◆ **Fragmento de página**
══════════
Dominicanos ¡Basta ya!

Las cosas que suceden en Santo Domingo no tienen comparación en ninguna otra parte del mundo, la República Dominicana es el país con el mayor número de cónsules, vice- cónsules y diplomáticos con un personal de más de 1,163 desimanados por más de 142 países, si hacemos una comparación de la representación de cualquier país que envía cónsules y diplomáticos a nuestro país, el nuestro supera con creces la representación de esos países en el nuestro. Para que tengamos una idea de esta desproporción, la nómina del servicio en el exterior demuestra porqué nuestro país lidera el triste primer lugar en el mundo como el mayor malversador de los recursos públicos, 660 diplomáticos y 503 cónsules, su inmensa mayoría, cuotas de clientelismo político y nepotismo (nombramientos familiares) los que devengan $5,000,000,000.

Dieciseis países tienen acreditados 84 diplomáticos y cónsules en la República Dominicana. Por el contrario, nuestro país tiene 442 acreditados en esos países.

La República Dominicana paga 384 funcionarios en USA, los que según fuentes de entero crédito supera los acreditados por los seis países de América Central combinados, así como los de Brasil, una de las diez mayores economías del mundo, que posee 21 veces la población y 177 veces el tamaño territorial dominicano.
══════════
Entradas de datos guardadas
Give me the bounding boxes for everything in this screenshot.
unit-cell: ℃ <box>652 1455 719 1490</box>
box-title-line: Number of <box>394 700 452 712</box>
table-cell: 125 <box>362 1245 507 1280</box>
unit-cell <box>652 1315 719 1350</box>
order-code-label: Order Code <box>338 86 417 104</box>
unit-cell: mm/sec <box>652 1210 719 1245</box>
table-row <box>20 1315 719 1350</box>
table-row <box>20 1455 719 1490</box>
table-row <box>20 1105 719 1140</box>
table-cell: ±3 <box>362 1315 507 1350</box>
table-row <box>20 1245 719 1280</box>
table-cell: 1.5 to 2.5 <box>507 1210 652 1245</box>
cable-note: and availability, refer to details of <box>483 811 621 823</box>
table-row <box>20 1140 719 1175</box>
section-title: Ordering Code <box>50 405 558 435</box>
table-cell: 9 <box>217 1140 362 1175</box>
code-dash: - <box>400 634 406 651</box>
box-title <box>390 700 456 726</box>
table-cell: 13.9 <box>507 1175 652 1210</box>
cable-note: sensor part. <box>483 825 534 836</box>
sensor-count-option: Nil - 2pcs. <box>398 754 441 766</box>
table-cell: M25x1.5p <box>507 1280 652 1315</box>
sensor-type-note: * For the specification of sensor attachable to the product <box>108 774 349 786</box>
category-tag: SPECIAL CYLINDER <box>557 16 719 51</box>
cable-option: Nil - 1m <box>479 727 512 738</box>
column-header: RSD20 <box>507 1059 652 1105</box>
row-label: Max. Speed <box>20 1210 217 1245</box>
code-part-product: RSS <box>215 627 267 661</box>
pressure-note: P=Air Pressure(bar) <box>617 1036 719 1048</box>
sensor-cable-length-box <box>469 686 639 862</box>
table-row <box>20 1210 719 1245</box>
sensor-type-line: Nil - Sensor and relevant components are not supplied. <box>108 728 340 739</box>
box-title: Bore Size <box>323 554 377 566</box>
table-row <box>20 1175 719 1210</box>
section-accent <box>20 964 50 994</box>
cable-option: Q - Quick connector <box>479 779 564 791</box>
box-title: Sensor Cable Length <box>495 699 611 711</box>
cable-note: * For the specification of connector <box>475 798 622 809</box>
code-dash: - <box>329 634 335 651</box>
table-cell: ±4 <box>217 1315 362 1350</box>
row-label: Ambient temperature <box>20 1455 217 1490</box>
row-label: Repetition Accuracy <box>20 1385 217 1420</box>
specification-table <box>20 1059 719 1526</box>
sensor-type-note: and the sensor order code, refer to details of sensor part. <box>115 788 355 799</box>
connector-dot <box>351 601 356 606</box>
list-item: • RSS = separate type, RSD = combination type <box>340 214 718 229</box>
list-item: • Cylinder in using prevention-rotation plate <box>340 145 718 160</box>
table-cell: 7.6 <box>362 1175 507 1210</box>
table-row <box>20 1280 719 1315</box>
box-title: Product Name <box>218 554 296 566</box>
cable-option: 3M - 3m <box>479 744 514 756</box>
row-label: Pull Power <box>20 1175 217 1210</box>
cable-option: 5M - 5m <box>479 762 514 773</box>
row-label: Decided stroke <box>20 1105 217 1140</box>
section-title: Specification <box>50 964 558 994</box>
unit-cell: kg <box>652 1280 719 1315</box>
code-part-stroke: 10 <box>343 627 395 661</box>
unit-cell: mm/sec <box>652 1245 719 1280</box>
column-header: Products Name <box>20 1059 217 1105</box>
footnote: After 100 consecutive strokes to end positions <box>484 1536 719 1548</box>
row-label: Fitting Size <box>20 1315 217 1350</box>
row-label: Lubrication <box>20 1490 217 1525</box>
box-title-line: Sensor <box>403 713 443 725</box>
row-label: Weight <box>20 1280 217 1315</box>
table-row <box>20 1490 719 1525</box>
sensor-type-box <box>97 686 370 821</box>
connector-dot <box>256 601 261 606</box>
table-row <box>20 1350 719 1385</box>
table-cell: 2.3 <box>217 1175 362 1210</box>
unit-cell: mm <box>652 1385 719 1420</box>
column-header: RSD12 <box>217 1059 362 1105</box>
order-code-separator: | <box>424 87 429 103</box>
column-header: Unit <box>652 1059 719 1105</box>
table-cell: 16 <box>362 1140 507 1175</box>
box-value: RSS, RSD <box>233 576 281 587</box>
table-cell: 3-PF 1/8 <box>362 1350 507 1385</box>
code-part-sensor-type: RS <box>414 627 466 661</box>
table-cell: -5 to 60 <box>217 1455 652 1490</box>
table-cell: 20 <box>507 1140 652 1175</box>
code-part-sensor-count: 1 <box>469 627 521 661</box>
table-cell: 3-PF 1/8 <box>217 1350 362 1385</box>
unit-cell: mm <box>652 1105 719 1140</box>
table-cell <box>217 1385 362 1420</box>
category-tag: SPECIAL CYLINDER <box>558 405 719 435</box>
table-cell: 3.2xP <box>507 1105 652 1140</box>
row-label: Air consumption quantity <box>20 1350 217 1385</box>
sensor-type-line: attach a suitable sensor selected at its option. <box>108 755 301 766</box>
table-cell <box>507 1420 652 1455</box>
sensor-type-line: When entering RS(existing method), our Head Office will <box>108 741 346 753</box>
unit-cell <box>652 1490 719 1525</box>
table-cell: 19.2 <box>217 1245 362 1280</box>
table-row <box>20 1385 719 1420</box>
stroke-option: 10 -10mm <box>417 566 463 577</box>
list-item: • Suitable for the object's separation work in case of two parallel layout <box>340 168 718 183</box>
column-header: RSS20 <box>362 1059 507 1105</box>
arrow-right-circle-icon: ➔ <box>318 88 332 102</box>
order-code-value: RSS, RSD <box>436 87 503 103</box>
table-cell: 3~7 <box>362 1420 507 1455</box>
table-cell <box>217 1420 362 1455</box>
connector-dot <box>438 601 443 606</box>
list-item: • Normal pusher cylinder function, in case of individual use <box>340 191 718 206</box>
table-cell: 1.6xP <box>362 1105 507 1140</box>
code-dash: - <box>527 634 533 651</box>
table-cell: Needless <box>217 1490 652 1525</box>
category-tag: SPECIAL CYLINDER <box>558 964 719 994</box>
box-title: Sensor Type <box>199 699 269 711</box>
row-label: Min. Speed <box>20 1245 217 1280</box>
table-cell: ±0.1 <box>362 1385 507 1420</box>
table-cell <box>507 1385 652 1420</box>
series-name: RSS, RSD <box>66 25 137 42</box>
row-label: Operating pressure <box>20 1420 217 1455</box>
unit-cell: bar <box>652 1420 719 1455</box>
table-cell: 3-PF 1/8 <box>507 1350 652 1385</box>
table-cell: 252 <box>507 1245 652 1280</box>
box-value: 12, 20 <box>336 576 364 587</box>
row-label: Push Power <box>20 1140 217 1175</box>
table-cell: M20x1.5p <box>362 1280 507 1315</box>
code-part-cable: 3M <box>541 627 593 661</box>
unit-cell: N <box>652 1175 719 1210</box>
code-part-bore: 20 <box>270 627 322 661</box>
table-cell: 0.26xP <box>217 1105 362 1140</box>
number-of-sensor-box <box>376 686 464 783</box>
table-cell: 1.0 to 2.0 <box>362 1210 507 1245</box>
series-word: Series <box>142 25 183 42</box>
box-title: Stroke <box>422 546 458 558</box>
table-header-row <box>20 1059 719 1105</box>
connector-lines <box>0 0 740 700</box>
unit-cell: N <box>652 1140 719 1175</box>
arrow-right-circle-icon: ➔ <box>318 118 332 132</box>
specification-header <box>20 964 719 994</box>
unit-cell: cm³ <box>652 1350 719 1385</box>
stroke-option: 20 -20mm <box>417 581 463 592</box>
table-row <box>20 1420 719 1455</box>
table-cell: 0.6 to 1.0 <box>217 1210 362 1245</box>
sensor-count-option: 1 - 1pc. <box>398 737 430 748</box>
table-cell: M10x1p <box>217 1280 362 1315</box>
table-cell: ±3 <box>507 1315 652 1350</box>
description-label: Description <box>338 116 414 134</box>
══════════
◆ **Qué hay que hacer**
Copia otra vez el pasaje del artículo sobre los diplomáticos dominicanos que empieza con "Dominicanos ¡Basta ya!" y sigue hasta "que devengan $5,000,000,000.", y sustituye "Santo Domingo" por "la capital dominicana".

◆ **Tu respuesta**
Dominicanos ¡Basta ya!

Las cosas que suceden en la capital dominicana no tienen comparación en ninguna otra parte del mundo, la República Dominicana es el país con el mayor número de cónsules, vice- cónsules y diplomáticos con un personal de más de 1,163 desimanados por más de 142 países, si hacemos una comparación de la representación de cualquier país que envía cónsules y diplomáticos a nuestro país, el nuestro supera con creces la representación de esos países en el nuestro. Para que tengamos una idea de esta desproporción, la nómina del servicio en el exterior demuestra porqué nuestro país lidera el triste primer lugar en el mundo como el mayor malversador de los recursos públicos, 660 diplomáticos y 503 cónsules, su inmensa mayoría, cuotas de clientelismo político y nepotismo (nombramientos familiares) los que devengan $5,000,000,000.